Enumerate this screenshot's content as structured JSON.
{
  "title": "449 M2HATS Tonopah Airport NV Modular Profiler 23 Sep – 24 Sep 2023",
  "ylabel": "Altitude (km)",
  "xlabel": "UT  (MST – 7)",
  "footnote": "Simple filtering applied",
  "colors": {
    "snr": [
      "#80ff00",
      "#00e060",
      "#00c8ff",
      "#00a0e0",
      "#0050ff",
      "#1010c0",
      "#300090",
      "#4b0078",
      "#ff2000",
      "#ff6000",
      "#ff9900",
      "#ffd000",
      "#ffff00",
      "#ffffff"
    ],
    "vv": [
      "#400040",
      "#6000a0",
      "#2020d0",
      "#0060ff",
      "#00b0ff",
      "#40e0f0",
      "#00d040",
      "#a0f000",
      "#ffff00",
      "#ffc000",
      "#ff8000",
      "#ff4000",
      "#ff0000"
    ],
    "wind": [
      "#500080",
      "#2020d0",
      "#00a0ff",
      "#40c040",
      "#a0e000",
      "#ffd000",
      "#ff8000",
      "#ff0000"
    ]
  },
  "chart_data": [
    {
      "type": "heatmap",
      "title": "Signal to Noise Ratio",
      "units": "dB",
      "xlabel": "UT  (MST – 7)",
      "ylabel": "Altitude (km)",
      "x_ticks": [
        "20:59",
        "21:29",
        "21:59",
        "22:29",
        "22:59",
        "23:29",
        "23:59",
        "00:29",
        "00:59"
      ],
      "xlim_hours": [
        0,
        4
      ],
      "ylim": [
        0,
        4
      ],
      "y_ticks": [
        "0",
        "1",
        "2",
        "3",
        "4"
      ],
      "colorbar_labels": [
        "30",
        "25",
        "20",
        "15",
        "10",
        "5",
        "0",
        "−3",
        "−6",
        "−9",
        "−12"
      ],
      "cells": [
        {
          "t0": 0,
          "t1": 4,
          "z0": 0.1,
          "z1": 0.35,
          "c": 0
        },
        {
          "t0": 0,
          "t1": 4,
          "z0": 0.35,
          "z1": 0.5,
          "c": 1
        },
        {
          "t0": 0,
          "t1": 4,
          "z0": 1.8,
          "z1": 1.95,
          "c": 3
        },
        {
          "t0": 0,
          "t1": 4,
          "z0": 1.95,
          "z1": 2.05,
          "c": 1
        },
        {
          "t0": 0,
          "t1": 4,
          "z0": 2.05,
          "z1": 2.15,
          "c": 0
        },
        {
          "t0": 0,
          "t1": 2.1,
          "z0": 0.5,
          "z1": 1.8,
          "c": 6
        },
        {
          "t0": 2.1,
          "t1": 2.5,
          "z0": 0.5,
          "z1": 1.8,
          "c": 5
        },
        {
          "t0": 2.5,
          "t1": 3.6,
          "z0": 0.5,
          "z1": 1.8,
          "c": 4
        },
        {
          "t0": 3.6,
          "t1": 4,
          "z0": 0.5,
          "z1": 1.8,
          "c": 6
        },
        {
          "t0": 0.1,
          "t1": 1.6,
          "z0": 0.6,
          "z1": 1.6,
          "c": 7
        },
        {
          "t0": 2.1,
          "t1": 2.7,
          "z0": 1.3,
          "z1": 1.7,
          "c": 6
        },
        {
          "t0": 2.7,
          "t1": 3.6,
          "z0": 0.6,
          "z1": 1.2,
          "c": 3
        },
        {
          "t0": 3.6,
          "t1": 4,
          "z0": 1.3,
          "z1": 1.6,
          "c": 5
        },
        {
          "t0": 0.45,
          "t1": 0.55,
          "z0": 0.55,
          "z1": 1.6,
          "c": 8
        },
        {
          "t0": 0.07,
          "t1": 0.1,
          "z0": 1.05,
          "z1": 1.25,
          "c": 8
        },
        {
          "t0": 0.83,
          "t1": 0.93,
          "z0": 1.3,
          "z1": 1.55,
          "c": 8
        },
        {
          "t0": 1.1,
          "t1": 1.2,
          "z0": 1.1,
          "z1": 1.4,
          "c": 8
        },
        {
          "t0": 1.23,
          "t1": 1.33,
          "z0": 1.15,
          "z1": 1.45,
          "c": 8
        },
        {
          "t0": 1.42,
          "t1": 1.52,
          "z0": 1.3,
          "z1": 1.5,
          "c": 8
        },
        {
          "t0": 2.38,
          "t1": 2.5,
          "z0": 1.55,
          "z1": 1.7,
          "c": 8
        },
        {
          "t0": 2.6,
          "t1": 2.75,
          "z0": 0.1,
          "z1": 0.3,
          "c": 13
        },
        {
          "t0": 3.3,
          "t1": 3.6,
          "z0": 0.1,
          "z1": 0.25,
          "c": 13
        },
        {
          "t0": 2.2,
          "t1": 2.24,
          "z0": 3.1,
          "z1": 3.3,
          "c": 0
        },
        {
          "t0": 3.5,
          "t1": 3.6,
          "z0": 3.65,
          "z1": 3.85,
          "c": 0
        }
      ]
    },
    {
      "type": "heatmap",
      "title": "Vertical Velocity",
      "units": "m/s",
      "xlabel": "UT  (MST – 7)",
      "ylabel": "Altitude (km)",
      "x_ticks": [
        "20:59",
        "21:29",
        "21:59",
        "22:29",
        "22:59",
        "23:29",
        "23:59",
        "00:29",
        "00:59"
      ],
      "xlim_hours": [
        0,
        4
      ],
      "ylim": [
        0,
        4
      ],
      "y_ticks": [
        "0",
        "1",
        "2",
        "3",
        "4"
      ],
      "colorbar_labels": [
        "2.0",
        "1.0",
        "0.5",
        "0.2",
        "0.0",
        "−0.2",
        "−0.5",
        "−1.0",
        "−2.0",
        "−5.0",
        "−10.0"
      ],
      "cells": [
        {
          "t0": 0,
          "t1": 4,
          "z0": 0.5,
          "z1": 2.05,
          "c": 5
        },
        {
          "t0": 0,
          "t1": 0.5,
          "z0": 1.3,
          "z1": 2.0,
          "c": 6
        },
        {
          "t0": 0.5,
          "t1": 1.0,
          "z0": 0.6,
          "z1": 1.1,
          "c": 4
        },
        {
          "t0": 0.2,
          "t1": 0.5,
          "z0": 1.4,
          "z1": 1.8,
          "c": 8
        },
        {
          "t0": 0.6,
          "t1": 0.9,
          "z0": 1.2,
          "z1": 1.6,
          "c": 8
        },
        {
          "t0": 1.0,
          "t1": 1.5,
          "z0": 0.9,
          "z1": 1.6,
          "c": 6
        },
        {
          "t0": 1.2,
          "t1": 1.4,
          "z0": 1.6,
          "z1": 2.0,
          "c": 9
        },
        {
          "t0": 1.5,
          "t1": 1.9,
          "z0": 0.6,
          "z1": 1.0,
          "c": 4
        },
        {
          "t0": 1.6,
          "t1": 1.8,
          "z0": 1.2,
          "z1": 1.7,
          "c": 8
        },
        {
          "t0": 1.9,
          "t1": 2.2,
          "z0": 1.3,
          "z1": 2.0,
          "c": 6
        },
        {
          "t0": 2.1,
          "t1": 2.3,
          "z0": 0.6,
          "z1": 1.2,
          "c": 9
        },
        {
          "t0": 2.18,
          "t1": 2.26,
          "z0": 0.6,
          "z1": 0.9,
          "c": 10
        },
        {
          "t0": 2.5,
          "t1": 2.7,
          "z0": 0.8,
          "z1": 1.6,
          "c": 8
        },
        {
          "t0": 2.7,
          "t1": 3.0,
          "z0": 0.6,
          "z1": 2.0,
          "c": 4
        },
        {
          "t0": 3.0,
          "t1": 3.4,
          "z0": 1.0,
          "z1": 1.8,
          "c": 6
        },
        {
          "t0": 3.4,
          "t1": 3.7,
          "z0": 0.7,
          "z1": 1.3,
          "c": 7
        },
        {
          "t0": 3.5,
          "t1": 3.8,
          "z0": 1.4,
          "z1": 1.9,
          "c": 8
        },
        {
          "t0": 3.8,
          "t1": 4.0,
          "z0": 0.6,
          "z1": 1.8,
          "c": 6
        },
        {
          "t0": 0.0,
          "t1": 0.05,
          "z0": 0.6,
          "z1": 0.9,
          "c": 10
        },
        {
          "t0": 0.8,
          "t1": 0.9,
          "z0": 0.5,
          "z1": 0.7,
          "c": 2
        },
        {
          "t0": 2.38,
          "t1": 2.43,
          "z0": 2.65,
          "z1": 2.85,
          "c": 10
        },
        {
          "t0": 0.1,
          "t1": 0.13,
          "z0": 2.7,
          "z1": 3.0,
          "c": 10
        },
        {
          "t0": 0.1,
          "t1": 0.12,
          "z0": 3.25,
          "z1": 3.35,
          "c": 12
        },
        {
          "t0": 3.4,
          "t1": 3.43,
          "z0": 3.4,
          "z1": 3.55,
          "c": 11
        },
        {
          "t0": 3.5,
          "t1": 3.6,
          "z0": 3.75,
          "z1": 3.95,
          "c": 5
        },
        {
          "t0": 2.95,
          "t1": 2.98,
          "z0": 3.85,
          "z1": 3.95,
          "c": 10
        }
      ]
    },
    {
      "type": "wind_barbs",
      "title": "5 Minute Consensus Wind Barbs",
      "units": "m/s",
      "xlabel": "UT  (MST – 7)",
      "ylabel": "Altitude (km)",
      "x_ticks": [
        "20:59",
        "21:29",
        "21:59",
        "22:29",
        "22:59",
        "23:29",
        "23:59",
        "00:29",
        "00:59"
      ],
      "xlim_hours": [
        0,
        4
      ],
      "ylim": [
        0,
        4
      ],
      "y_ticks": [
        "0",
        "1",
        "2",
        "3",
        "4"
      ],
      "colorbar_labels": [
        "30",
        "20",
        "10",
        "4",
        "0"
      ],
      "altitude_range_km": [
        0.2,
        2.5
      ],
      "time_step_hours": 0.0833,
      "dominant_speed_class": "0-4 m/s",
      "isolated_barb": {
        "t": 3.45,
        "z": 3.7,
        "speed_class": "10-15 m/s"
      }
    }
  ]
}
◇ ◇ ◇
_Job_: Report back each line of the entries that holds the string "title".

_Answer for the task_:
  "title": "449 M2HATS Tonopah Airport NV Modular Profiler 23 Sep – 24 Sep 2023",
      "title": "Signal to Noise Ratio",
      "title": "Vertical Velocity",
      "title": "5 Minute Consensus Wind Barbs",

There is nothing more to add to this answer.